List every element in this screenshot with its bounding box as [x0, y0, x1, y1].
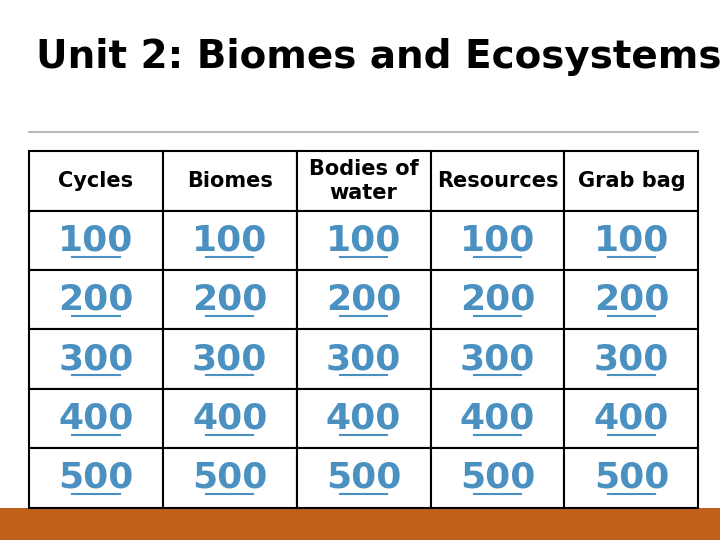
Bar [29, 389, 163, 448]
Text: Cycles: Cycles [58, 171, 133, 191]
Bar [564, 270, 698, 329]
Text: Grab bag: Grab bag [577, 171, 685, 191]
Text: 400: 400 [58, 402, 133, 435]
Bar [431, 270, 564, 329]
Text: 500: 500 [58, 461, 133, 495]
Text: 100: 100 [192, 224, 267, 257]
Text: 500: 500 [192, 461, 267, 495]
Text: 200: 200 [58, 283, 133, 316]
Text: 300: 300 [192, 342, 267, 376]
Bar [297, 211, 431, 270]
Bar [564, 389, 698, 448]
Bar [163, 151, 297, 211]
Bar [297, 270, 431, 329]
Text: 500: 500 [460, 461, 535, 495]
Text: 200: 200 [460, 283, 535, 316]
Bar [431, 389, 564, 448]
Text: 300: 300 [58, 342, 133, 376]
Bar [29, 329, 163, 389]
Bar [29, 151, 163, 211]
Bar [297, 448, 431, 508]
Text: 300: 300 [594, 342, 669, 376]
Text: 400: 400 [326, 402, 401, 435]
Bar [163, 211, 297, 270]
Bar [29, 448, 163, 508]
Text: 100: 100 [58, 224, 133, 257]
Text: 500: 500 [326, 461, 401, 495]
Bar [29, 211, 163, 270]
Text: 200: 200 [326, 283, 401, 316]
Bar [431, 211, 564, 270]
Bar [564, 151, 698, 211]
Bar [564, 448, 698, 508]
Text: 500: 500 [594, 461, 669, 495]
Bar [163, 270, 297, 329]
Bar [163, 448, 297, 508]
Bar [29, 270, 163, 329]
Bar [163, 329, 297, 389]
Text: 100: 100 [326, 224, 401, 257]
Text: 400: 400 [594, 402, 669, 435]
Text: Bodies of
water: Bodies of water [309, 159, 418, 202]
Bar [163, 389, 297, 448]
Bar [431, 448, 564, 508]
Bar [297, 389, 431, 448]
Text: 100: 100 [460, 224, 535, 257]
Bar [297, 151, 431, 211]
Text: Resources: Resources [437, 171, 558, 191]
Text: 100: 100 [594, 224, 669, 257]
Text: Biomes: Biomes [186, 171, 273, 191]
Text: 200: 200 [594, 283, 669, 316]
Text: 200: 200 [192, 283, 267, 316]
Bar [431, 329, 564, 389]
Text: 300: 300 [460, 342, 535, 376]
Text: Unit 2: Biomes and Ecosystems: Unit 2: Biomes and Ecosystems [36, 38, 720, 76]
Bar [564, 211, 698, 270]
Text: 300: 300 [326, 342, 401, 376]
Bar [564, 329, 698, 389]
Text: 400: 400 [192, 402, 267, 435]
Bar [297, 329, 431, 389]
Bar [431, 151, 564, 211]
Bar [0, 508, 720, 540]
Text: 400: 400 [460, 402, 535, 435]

===============

Schrijf uit de lijst hierboven de regels letterlijk over, van de regel met "Bar [29, 389, 163, 448]" tot en met de regel met "Text: 500: 500 [58, 461, 133, 495]".

**VOLLEDIGE UITWERKING:**
Bar [29, 389, 163, 448]
Text: Cycles: Cycles [58, 171, 133, 191]
Bar [564, 270, 698, 329]
Text: Grab bag: Grab bag [577, 171, 685, 191]
Text: 400: 400 [58, 402, 133, 435]
Bar [431, 270, 564, 329]
Text: 500: 500 [58, 461, 133, 495]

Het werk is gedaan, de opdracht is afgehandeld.